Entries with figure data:

++++++++++++++++++++

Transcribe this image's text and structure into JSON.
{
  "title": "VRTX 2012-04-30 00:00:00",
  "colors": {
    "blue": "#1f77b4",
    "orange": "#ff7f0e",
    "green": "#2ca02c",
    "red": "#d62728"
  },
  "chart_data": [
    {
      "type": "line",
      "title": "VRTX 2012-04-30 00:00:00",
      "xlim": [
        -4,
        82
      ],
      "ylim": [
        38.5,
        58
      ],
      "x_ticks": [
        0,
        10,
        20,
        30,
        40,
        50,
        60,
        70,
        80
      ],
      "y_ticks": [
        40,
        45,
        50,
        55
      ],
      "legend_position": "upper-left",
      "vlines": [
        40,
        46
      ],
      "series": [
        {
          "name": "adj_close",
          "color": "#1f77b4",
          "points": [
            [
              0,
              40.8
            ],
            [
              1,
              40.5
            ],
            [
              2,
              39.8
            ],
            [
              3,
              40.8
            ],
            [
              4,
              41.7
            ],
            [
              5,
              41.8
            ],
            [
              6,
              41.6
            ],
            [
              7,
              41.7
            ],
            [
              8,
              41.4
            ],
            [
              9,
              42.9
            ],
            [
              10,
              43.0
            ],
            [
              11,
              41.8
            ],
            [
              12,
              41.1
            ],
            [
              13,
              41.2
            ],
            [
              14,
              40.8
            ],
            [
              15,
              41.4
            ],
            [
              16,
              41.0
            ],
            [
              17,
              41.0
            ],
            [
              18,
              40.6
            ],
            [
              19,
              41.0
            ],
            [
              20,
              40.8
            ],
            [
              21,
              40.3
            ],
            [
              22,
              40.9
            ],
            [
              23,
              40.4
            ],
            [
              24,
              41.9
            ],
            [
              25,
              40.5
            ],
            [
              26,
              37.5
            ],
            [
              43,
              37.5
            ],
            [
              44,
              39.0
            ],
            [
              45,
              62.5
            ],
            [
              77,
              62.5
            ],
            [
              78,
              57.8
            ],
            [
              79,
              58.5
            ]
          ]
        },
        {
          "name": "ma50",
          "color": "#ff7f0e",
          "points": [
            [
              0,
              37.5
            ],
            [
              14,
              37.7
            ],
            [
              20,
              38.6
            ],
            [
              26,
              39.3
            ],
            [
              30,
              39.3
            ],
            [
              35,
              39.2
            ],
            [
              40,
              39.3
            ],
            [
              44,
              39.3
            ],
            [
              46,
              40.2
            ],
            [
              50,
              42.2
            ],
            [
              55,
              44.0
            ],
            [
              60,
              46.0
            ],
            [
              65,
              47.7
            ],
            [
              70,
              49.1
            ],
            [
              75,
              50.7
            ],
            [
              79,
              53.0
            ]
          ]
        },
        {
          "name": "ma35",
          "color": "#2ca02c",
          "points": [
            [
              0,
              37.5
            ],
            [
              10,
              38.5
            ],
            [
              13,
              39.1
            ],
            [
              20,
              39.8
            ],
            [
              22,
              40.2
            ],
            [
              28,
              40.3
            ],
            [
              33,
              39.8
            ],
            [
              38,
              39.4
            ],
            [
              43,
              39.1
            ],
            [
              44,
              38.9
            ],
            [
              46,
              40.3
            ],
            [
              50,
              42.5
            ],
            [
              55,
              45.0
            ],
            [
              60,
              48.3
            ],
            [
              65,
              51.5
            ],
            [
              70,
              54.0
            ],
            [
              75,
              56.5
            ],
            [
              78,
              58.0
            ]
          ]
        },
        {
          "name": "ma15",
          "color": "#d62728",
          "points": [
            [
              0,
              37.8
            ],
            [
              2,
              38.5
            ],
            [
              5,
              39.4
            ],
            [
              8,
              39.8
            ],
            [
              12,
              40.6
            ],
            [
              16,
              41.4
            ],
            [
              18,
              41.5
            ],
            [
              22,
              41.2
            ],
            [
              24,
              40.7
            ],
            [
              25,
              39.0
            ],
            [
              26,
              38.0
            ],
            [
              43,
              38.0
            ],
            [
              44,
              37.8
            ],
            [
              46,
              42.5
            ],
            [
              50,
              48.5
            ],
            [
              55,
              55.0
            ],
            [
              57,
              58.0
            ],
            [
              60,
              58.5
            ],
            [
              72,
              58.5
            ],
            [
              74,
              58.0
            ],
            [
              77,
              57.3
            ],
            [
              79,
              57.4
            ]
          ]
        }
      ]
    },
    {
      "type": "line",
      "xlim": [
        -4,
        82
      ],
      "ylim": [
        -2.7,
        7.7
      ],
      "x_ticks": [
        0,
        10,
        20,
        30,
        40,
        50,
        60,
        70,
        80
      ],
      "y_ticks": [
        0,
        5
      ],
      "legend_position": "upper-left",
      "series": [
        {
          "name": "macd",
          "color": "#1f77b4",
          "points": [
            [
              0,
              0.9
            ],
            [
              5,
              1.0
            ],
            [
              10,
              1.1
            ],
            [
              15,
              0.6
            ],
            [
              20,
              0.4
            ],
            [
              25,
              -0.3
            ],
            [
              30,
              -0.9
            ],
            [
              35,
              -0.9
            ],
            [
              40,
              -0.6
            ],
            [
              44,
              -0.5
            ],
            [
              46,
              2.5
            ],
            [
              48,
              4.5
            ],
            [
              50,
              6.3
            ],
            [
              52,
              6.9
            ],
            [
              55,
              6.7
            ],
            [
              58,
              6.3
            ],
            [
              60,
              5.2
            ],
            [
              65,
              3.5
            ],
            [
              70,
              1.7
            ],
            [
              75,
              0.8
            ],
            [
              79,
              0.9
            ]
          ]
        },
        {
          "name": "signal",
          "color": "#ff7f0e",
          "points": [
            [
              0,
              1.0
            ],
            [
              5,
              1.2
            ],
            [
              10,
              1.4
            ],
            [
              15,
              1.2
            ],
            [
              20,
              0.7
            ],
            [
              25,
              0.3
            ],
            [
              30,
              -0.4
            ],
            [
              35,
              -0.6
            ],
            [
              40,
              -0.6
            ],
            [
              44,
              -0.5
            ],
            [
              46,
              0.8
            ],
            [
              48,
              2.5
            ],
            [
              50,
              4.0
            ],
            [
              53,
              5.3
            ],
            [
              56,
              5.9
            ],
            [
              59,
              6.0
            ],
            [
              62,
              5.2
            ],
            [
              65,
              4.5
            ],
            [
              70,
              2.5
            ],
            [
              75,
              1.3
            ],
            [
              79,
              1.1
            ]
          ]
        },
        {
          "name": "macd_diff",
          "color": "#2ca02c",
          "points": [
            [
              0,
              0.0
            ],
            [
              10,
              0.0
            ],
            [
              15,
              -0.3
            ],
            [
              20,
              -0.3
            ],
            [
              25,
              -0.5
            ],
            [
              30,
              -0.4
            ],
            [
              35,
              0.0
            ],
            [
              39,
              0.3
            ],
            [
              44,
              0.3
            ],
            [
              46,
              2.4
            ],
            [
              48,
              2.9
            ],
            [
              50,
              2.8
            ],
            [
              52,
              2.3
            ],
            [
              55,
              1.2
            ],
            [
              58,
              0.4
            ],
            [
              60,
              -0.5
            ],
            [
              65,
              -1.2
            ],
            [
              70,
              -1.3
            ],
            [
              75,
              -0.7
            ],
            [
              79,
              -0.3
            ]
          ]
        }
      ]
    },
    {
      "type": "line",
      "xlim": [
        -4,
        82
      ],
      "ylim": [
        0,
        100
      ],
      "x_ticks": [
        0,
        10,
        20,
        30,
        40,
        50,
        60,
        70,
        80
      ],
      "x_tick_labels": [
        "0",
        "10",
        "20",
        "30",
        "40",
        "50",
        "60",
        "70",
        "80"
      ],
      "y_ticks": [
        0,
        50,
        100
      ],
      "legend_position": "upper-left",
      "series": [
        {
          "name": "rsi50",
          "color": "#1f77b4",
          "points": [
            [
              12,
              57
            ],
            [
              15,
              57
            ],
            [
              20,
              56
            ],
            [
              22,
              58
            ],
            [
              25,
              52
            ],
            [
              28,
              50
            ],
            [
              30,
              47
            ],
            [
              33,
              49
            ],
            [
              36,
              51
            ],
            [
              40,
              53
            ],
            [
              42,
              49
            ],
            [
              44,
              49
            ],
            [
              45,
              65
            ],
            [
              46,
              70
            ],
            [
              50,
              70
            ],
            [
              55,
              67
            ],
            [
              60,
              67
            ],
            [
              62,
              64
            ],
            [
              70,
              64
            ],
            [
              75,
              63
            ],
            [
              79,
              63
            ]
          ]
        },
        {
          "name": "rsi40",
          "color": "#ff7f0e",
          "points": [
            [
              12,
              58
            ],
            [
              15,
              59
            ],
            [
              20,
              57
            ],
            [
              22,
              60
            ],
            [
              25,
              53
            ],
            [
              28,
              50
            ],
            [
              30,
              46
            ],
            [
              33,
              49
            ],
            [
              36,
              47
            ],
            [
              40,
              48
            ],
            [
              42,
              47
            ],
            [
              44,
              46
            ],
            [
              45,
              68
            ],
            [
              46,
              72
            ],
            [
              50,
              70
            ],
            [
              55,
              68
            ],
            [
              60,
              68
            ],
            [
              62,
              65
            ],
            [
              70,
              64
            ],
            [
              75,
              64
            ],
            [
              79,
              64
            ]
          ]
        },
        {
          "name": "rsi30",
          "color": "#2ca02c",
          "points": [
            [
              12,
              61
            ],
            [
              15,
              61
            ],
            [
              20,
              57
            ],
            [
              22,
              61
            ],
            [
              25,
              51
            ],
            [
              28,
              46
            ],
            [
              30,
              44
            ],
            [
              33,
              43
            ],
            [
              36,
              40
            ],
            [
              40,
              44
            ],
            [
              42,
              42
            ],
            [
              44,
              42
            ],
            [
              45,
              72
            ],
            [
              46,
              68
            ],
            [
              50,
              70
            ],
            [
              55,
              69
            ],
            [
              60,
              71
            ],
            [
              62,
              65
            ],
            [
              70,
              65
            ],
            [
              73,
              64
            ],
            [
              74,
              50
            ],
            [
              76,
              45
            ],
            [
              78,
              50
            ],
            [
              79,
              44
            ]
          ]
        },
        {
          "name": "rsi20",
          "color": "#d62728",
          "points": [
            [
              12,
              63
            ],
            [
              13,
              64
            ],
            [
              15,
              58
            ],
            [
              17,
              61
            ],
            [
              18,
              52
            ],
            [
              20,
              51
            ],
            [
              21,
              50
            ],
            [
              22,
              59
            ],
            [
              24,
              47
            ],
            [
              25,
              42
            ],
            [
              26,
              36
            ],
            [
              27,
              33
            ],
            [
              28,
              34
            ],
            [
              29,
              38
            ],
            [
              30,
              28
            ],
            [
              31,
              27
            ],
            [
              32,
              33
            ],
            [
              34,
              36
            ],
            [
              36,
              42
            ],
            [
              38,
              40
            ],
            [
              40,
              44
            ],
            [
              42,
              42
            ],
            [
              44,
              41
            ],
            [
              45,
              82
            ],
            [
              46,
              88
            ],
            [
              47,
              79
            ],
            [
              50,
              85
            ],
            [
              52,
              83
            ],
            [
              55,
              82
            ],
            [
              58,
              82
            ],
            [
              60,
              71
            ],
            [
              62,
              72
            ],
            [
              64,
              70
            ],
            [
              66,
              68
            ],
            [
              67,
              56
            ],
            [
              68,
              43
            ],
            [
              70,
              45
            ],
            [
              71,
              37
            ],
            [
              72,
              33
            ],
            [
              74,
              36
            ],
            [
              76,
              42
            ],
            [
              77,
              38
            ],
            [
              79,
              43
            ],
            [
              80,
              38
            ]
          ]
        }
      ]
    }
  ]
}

++++++++++++++++++++

WHAT YOU SHOULD DO: Tally how many lines in the material above hold the word "title". Write only that number.

ANSWER TO THE EXERCISE: 2